_EXERCISE INSTRUCTIONS_
In your copy, reproduce the entries exactly as they are, minus the images.

_SUPPLIED INFORMATION_
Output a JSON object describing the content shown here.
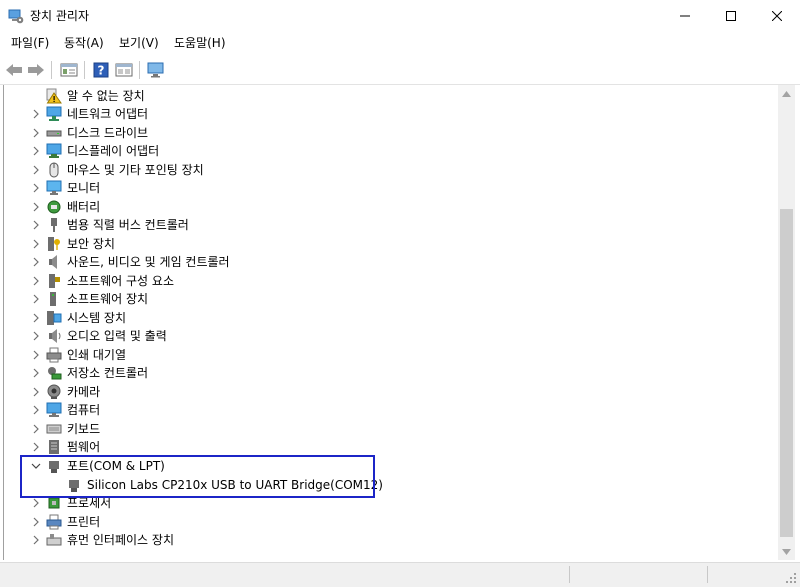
{
  "window": {
    "title": "장치 관리자"
  },
  "menu": [
    {
      "label": "파일(F)"
    },
    {
      "label": "동작(A)"
    },
    {
      "label": "보기(V)"
    },
    {
      "label": "도움말(H)"
    }
  ],
  "tree": {
    "rows": [
      {
        "label": "알 수 없는 장치",
        "icon": "unknown-device-warning-icon",
        "expanded": null,
        "child": false
      },
      {
        "label": "네트워크 어댑터",
        "icon": "network-adapter-icon",
        "expanded": false,
        "child": false
      },
      {
        "label": "디스크 드라이브",
        "icon": "disk-drive-icon",
        "expanded": false,
        "child": false
      },
      {
        "label": "디스플레이 어댑터",
        "icon": "display-adapter-icon",
        "expanded": false,
        "child": false
      },
      {
        "label": "마우스 및 기타 포인팅 장치",
        "icon": "mouse-icon",
        "expanded": false,
        "child": false
      },
      {
        "label": "모니터",
        "icon": "monitor-icon",
        "expanded": false,
        "child": false
      },
      {
        "label": "배터리",
        "icon": "battery-icon",
        "expanded": false,
        "child": false
      },
      {
        "label": "범용 직렬 버스 컨트롤러",
        "icon": "usb-controller-icon",
        "expanded": false,
        "child": false
      },
      {
        "label": "보안 장치",
        "icon": "security-device-icon",
        "expanded": false,
        "child": false
      },
      {
        "label": "사운드, 비디오 및 게임 컨트롤러",
        "icon": "sound-icon",
        "expanded": false,
        "child": false
      },
      {
        "label": "소프트웨어 구성 요소",
        "icon": "software-component-icon",
        "expanded": false,
        "child": false
      },
      {
        "label": "소프트웨어 장치",
        "icon": "software-device-icon",
        "expanded": false,
        "child": false
      },
      {
        "label": "시스템 장치",
        "icon": "system-device-icon",
        "expanded": false,
        "child": false
      },
      {
        "label": "오디오 입력 및 출력",
        "icon": "audio-io-icon",
        "expanded": false,
        "child": false
      },
      {
        "label": "인쇄 대기열",
        "icon": "print-queue-icon",
        "expanded": false,
        "child": false
      },
      {
        "label": "저장소 컨트롤러",
        "icon": "storage-controller-icon",
        "expanded": false,
        "child": false
      },
      {
        "label": "카메라",
        "icon": "camera-icon",
        "expanded": false,
        "child": false
      },
      {
        "label": "컴퓨터",
        "icon": "computer-icon",
        "expanded": false,
        "child": false
      },
      {
        "label": "키보드",
        "icon": "keyboard-icon",
        "expanded": false,
        "child": false
      },
      {
        "label": "펌웨어",
        "icon": "firmware-icon",
        "expanded": false,
        "child": false
      },
      {
        "label": "포트(COM & LPT)",
        "icon": "port-icon",
        "expanded": true,
        "child": false
      },
      {
        "label": "Silicon Labs CP210x USB to UART Bridge(COM12)",
        "icon": "port-icon",
        "expanded": null,
        "child": true
      },
      {
        "label": "프로세서",
        "icon": "processor-icon",
        "expanded": false,
        "child": false
      },
      {
        "label": "프린터",
        "icon": "printer-icon",
        "expanded": false,
        "child": false
      },
      {
        "label": "휴먼 인터페이스 장치",
        "icon": "hid-icon",
        "expanded": false,
        "child": false
      }
    ]
  },
  "colors": {
    "highlight_box": "#1c25c7",
    "window_bg": "#ffffff",
    "chrome_bg": "#f0f0f0"
  }
}
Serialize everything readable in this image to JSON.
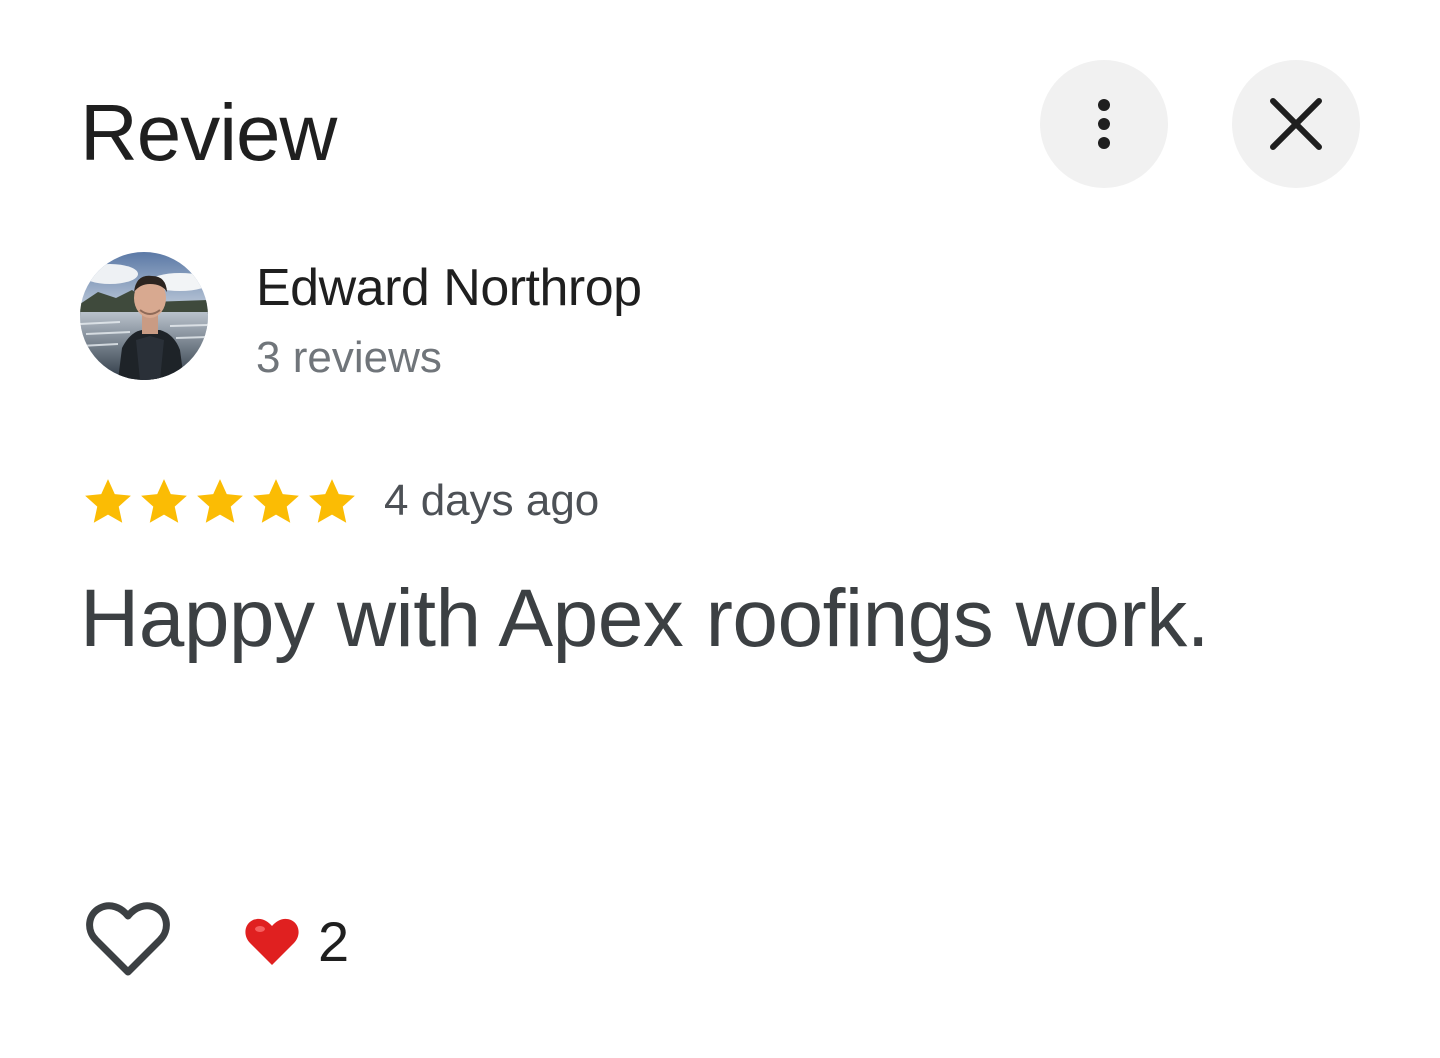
{
  "header": {
    "title": "Review",
    "more_icon": "more-vert-icon",
    "close_icon": "close-icon"
  },
  "author": {
    "name": "Edward Northrop",
    "review_count": "3 reviews"
  },
  "review": {
    "rating": 5,
    "rating_max": 5,
    "date": "4 days ago",
    "text": "Happy with Apex roofings work."
  },
  "reactions": {
    "like_icon": "heart-outline-icon",
    "reaction_icon": "red-heart-icon",
    "count": "2"
  },
  "colors": {
    "star": "#fbbc04",
    "button_bg": "#f1f1f1",
    "heart": "#e02020"
  }
}
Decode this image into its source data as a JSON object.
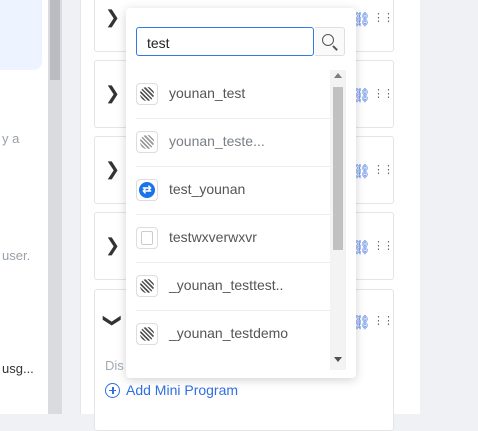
{
  "left_panel": {
    "snippets": [
      "y a",
      "user.",
      "usg..."
    ]
  },
  "config": {
    "row_icon": "link-icon",
    "drag_icon": "drag-handle-icon",
    "display_text": "Dis",
    "add_mini_program_label": "Add Mini Program"
  },
  "search": {
    "value": "test"
  },
  "results": [
    {
      "label": "younan_test",
      "avatar": "qr-avatar"
    },
    {
      "label": "younan_teste...",
      "avatar": "qr-avatar"
    },
    {
      "label": "test_younan",
      "avatar": "blue-logo",
      "logo_text": "⇄"
    },
    {
      "label": "testwxverwxvr",
      "avatar": "blank-avatar"
    },
    {
      "label": "_younan_testtest..",
      "avatar": "qr-avatar"
    },
    {
      "label": "_younan_testdemo",
      "avatar": "qr-avatar"
    }
  ],
  "colors": {
    "accent": "#2f6fe3",
    "focus_border": "#2f7be6"
  }
}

_FULL SOLUTION_
Output a JSON object describing the content shown here.
{
  "window": {
    "title": "장치 관리자"
  },
  "menu": [
    {
      "label": "파일(F)"
    },
    {
      "label": "동작(A)"
    },
    {
      "label": "보기(V)"
    },
    {
      "label": "도움말(H)"
    }
  ],
  "tree": {
    "rows": [
      {
        "label": "알 수 없는 장치",
        "icon": "unknown-device-warning-icon",
        "expanded": null,
        "child": false
      },
      {
        "label": "네트워크 어댑터",
        "icon": "network-adapter-icon",
        "expanded": false,
        "child": false
      },
      {
        "label": "디스크 드라이브",
        "icon": "disk-drive-icon",
        "expanded": false,
        "child": false
      },
      {
        "label": "디스플레이 어댑터",
        "icon": "display-adapter-icon",
        "expanded": false,
        "child": false
      },
      {
        "label": "마우스 및 기타 포인팅 장치",
        "icon": "mouse-icon",
        "expanded": false,
        "child": false
      },
      {
        "label": "모니터",
        "icon": "monitor-icon",
        "expanded": false,
        "child": false
      },
      {
        "label": "배터리",
        "icon": "battery-icon",
        "expanded": false,
        "child": false
      },
      {
        "label": "범용 직렬 버스 컨트롤러",
        "icon": "usb-controller-icon",
        "expanded": false,
        "child": false
      },
      {
        "label": "보안 장치",
        "icon": "security-device-icon",
        "expanded": false,
        "child": false
      },
      {
        "label": "사운드, 비디오 및 게임 컨트롤러",
        "icon": "sound-icon",
        "expanded": false,
        "child": false
      },
      {
        "label": "소프트웨어 구성 요소",
        "icon": "software-component-icon",
        "expanded": false,
        "child": false
      },
      {
        "label": "소프트웨어 장치",
        "icon": "software-device-icon",
        "expanded": false,
        "child": false
      },
      {
        "label": "시스템 장치",
        "icon": "system-device-icon",
        "expanded": false,
        "child": false
      },
      {
        "label": "오디오 입력 및 출력",
        "icon": "audio-io-icon",
        "expanded": false,
        "child": false
      },
      {
        "label": "인쇄 대기열",
        "icon": "print-queue-icon",
        "expanded": false,
        "child": false
      },
      {
        "label": "저장소 컨트롤러",
        "icon": "storage-controller-icon",
        "expanded": false,
        "child": false
      },
      {
        "label": "카메라",
        "icon": "camera-icon",
        "expanded": false,
        "child": false
      },
      {
        "label": "컴퓨터",
        "icon": "computer-icon",
        "expanded": false,
        "child": false
      },
      {
        "label": "키보드",
        "icon": "keyboard-icon",
        "expanded": false,
        "child": false
      },
      {
        "label": "펌웨어",
        "icon": "firmware-icon",
        "expanded": false,
        "child": false
      },
      {
        "label": "포트(COM & LPT)",
        "icon": "port-icon",
        "expanded": true,
        "child": false
      },
      {
        "label": "Silicon Labs CP210x USB to UART Bridge(COM12)",
        "icon": "port-icon",
        "expanded": null,
        "child": true
      },
      {
        "label": "프로세서",
        "icon": "processor-icon",
        "expanded": false,
        "child": false
      },
      {
        "label": "프린터",
        "icon": "printer-icon",
        "expanded": false,
        "child": false
      },
      {
        "label": "휴먼 인터페이스 장치",
        "icon": "hid-icon",
        "expanded": false,
        "child": false
      }
    ]
  },
  "colors": {
    "highlight_box": "#1c25c7",
    "window_bg": "#ffffff",
    "chrome_bg": "#f0f0f0"
  }
}
Serialize everything readable in this image to JSON.
{
  "header": {
    "title": "Review",
    "more_icon": "more-vert-icon",
    "close_icon": "close-icon"
  },
  "author": {
    "name": "Edward Northrop",
    "review_count": "3 reviews"
  },
  "review": {
    "rating": 5,
    "rating_max": 5,
    "date": "4 days ago",
    "text": "Happy with Apex roofings work."
  },
  "reactions": {
    "like_icon": "heart-outline-icon",
    "reaction_icon": "red-heart-icon",
    "count": "2"
  },
  "colors": {
    "star": "#fbbc04",
    "button_bg": "#f1f1f1",
    "heart": "#e02020"
  }
}
Decode this image into its source data as a JSON object.
{
  "left_panel": {
    "snippets": [
      "y a",
      "user.",
      "usg..."
    ]
  },
  "config": {
    "row_icon": "link-icon",
    "drag_icon": "drag-handle-icon",
    "display_text": "Dis",
    "add_mini_program_label": "Add Mini Program"
  },
  "search": {
    "value": "test"
  },
  "results": [
    {
      "label": "younan_test",
      "avatar": "qr-avatar"
    },
    {
      "label": "younan_teste...",
      "avatar": "qr-avatar"
    },
    {
      "label": "test_younan",
      "avatar": "blue-logo",
      "logo_text": "⇄"
    },
    {
      "label": "testwxverwxvr",
      "avatar": "blank-avatar"
    },
    {
      "label": "_younan_testtest..",
      "avatar": "qr-avatar"
    },
    {
      "label": "_younan_testdemo",
      "avatar": "qr-avatar"
    }
  ],
  "colors": {
    "accent": "#2f6fe3",
    "focus_border": "#2f7be6"
  }
}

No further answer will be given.